Begin at the line with "What text is on this page?" and output every line through the end of the records, exactly as given. Omit pictures.

* Start *

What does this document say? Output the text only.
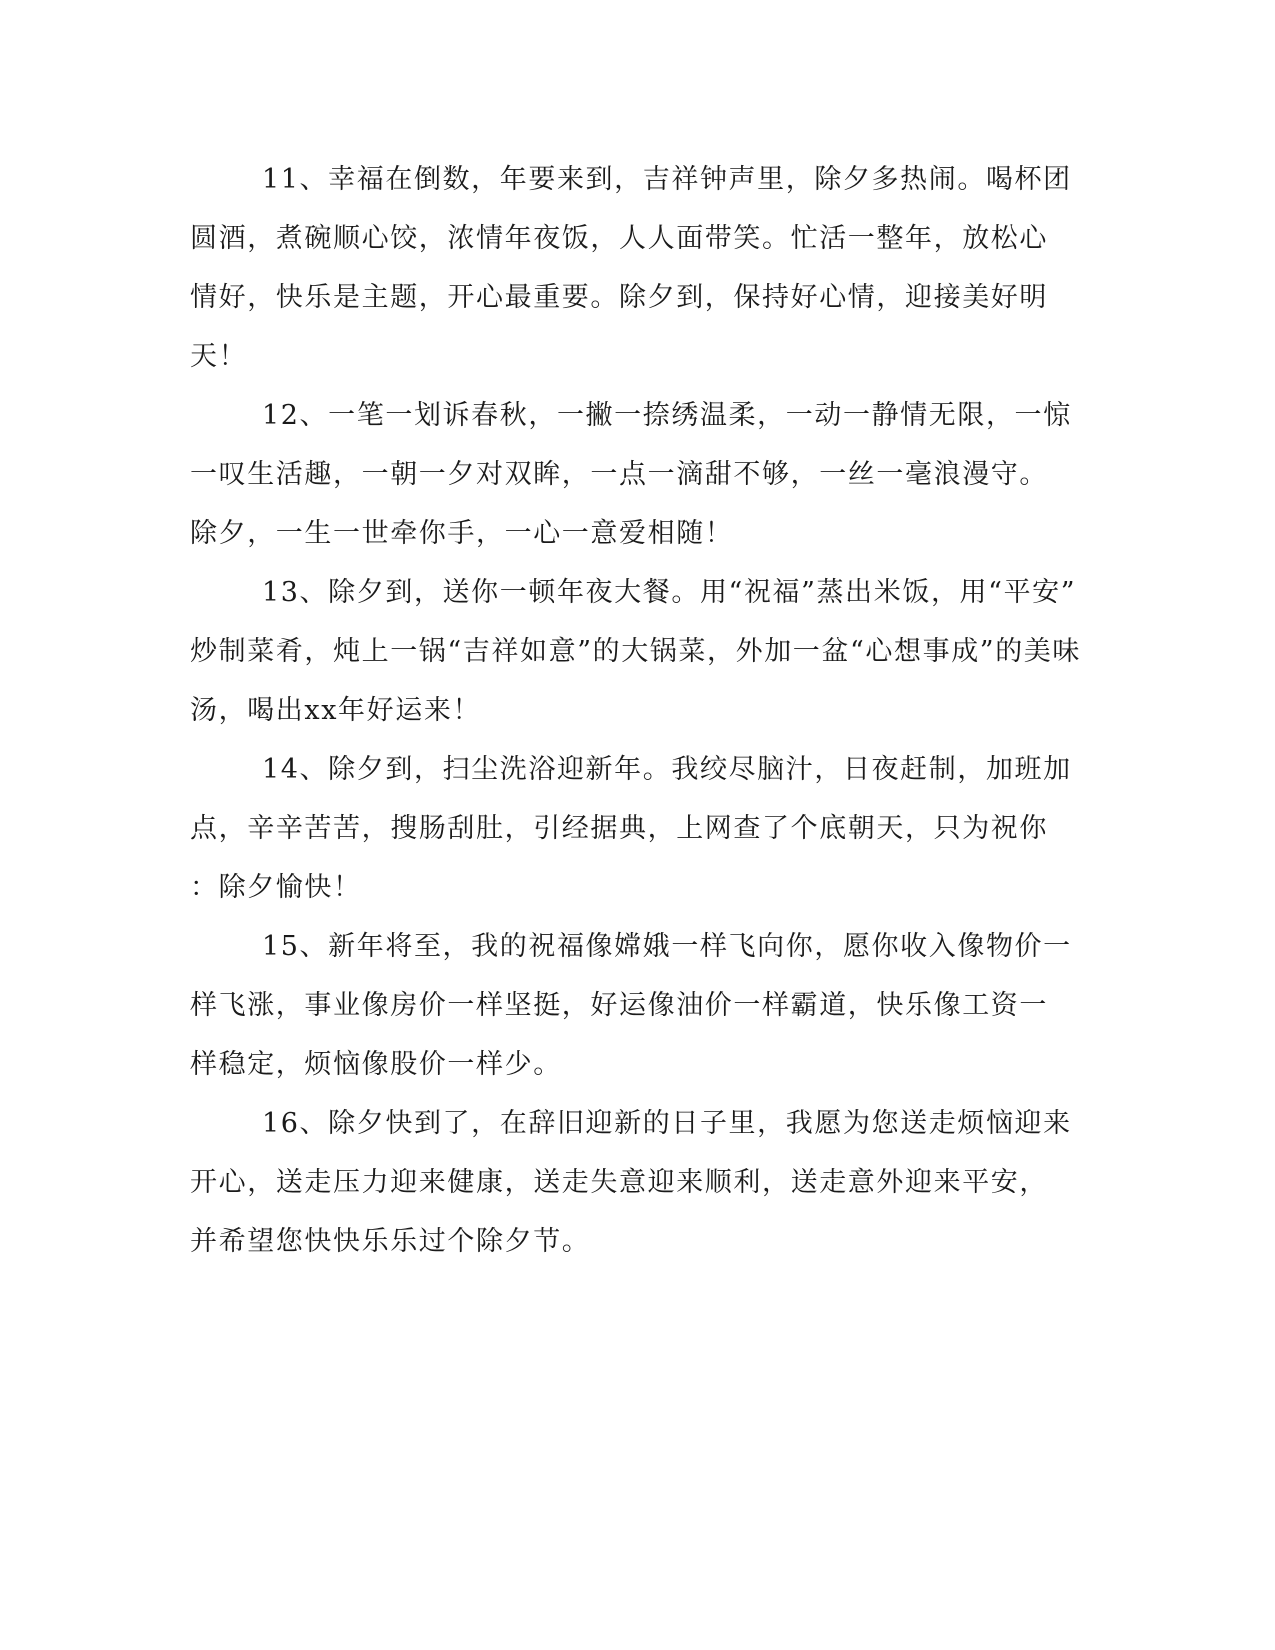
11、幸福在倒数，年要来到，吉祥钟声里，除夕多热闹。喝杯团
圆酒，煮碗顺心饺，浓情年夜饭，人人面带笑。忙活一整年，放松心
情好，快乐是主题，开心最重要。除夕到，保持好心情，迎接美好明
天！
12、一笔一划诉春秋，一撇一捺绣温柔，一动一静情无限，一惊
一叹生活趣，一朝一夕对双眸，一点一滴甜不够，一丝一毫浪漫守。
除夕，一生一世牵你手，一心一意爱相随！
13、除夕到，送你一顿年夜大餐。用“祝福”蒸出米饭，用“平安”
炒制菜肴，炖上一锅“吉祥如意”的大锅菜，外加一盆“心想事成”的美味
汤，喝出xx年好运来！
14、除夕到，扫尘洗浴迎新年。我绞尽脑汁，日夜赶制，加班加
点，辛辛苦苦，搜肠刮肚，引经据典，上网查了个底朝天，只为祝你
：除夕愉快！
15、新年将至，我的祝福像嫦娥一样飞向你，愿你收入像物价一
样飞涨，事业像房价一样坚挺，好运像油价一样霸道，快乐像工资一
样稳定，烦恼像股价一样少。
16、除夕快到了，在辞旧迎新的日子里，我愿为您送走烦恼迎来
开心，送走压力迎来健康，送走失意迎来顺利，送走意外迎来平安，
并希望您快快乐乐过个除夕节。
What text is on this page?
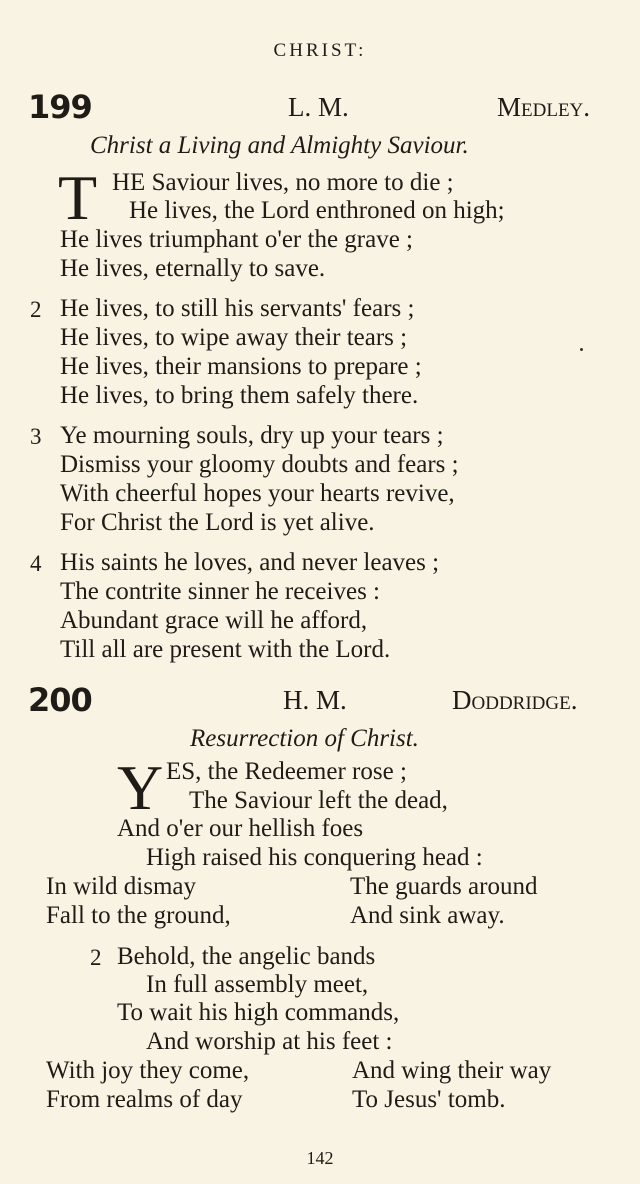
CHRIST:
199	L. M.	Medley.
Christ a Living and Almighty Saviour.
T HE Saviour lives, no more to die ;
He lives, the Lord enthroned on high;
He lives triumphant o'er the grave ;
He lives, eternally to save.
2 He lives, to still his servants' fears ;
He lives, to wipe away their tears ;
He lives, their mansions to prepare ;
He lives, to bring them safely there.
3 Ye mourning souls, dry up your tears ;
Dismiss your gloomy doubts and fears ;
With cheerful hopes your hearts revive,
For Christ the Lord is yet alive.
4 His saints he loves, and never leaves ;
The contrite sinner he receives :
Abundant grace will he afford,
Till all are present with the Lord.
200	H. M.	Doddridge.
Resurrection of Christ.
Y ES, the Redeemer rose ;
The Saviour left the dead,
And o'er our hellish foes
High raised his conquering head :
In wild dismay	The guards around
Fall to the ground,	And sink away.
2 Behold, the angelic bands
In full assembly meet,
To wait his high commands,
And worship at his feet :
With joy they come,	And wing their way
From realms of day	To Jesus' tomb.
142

* End *

-- Task answer --
What text is on this page?
CHRIST:
199	L. M.	Medley.
Christ a Living and Almighty Saviour.
T HE Saviour lives, no more to die ;
He lives, the Lord enthroned on high;
He lives triumphant o'er the grave ;
He lives, eternally to save.
2 He lives, to still his servants' fears ;
He lives, to wipe away their tears ;
He lives, their mansions to prepare ;
He lives, to bring them safely there.
3 Ye mourning souls, dry up your tears ;
Dismiss your gloomy doubts and fears ;
With cheerful hopes your hearts revive,
For Christ the Lord is yet alive.
4 His saints he loves, and never leaves ;
The contrite sinner he receives :
Abundant grace will he afford,
Till all are present with the Lord.
200	H. M.	Doddridge.
Resurrection of Christ.
Y ES, the Redeemer rose ;
The Saviour left the dead,
And o'er our hellish foes
High raised his conquering head :
In wild dismay	The guards around
Fall to the ground,	And sink away.
2 Behold, the angelic bands
In full assembly meet,
To wait his high commands,
And worship at his feet :
With joy they come,	And wing their way
From realms of day	To Jesus' tomb.
142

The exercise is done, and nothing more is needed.